◆ **Stored items from a collection**:
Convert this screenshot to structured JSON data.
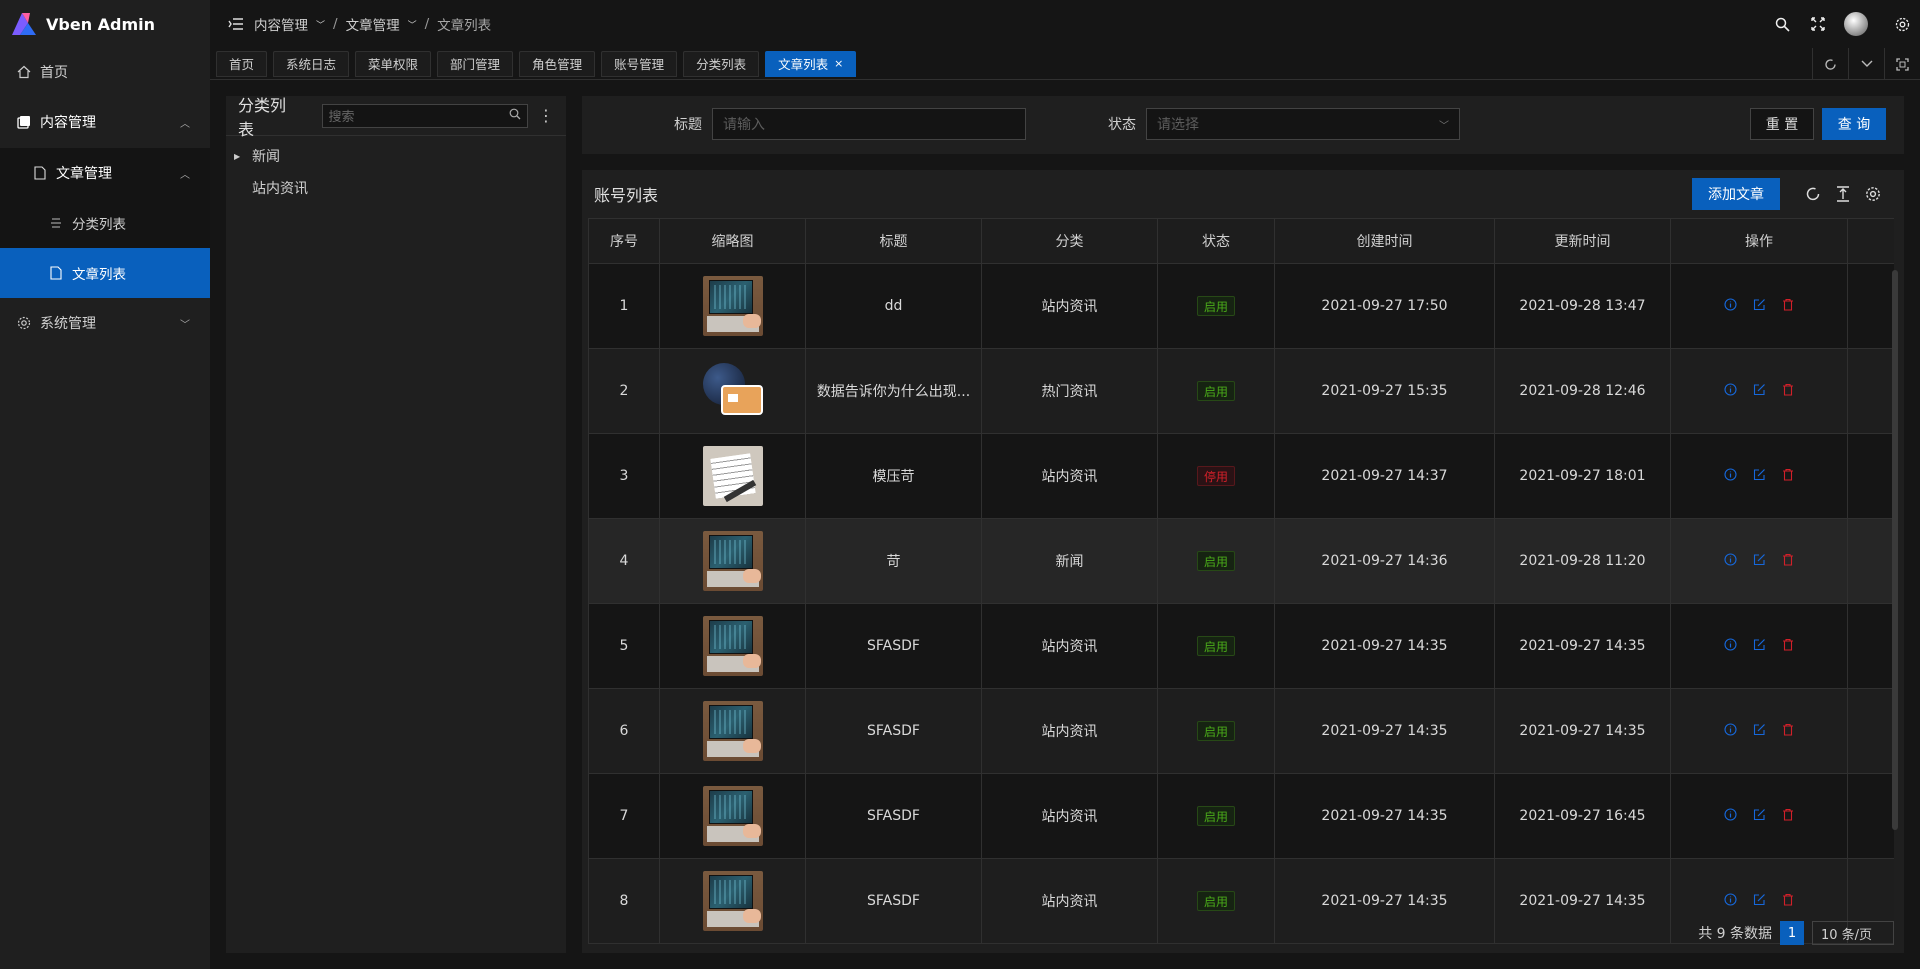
{
  "app": {
    "name": "Vben Admin"
  },
  "sidebar": {
    "items": [
      {
        "label": "首页",
        "icon": "home-icon"
      },
      {
        "label": "内容管理",
        "icon": "content-icon"
      },
      {
        "label": "文章管理",
        "icon": "file-icon"
      },
      {
        "label": "分类列表",
        "icon": "list-icon"
      },
      {
        "label": "文章列表",
        "icon": "file-icon"
      },
      {
        "label": "系统管理",
        "icon": "gear-icon"
      }
    ]
  },
  "header": {
    "breadcrumb": [
      "内容管理",
      "文章管理",
      "文章列表"
    ]
  },
  "tabs": [
    {
      "label": "首页"
    },
    {
      "label": "系统日志"
    },
    {
      "label": "菜单权限"
    },
    {
      "label": "部门管理"
    },
    {
      "label": "角色管理"
    },
    {
      "label": "账号管理"
    },
    {
      "label": "分类列表"
    },
    {
      "label": "文章列表",
      "close": "×"
    }
  ],
  "tree": {
    "title": "分类列表",
    "search_placeholder": "搜索",
    "nodes": [
      "新闻",
      "站内资讯"
    ]
  },
  "search_form": {
    "title_label": "标题",
    "title_placeholder": "请输入",
    "status_label": "状态",
    "status_placeholder": "请选择",
    "reset_label": "重 置",
    "query_label": "查 询"
  },
  "table": {
    "title": "账号列表",
    "add_label": "添加文章",
    "columns": [
      "序号",
      "缩略图",
      "标题",
      "分类",
      "状态",
      "创建时间",
      "更新时间",
      "操作"
    ],
    "rows": [
      {
        "idx": "1",
        "title": "dd",
        "category": "站内资讯",
        "status": "启用",
        "created": "2021-09-27 17:50",
        "updated": "2021-09-28 13:47"
      },
      {
        "idx": "2",
        "title": "数据告诉你为什么出现...",
        "category": "热门资讯",
        "status": "启用",
        "created": "2021-09-27 15:35",
        "updated": "2021-09-28 12:46"
      },
      {
        "idx": "3",
        "title": "模压苛",
        "category": "站内资讯",
        "status": "停用",
        "created": "2021-09-27 14:37",
        "updated": "2021-09-27 18:01"
      },
      {
        "idx": "4",
        "title": "苛",
        "category": "新闻",
        "status": "启用",
        "created": "2021-09-27 14:36",
        "updated": "2021-09-28 11:20"
      },
      {
        "idx": "5",
        "title": "SFASDF",
        "category": "站内资讯",
        "status": "启用",
        "created": "2021-09-27 14:35",
        "updated": "2021-09-27 14:35"
      },
      {
        "idx": "6",
        "title": "SFASDF",
        "category": "站内资讯",
        "status": "启用",
        "created": "2021-09-27 14:35",
        "updated": "2021-09-27 14:35"
      },
      {
        "idx": "7",
        "title": "SFASDF",
        "category": "站内资讯",
        "status": "启用",
        "created": "2021-09-27 14:35",
        "updated": "2021-09-27 16:45"
      },
      {
        "idx": "8",
        "title": "SFASDF",
        "category": "站内资讯",
        "status": "启用",
        "created": "2021-09-27 14:35",
        "updated": "2021-09-27 14:35"
      }
    ]
  },
  "pagination": {
    "total_text": "共 9 条数据",
    "current": "1",
    "page_size": "10 条/页"
  },
  "colors": {
    "primary": "#0960bd",
    "success": "#49aa19",
    "danger": "#d32029"
  }
}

◆ **Required work**:
Work out how many lines of the material above contain the word "icon", then give only that figure.

◆ **Final result**:
6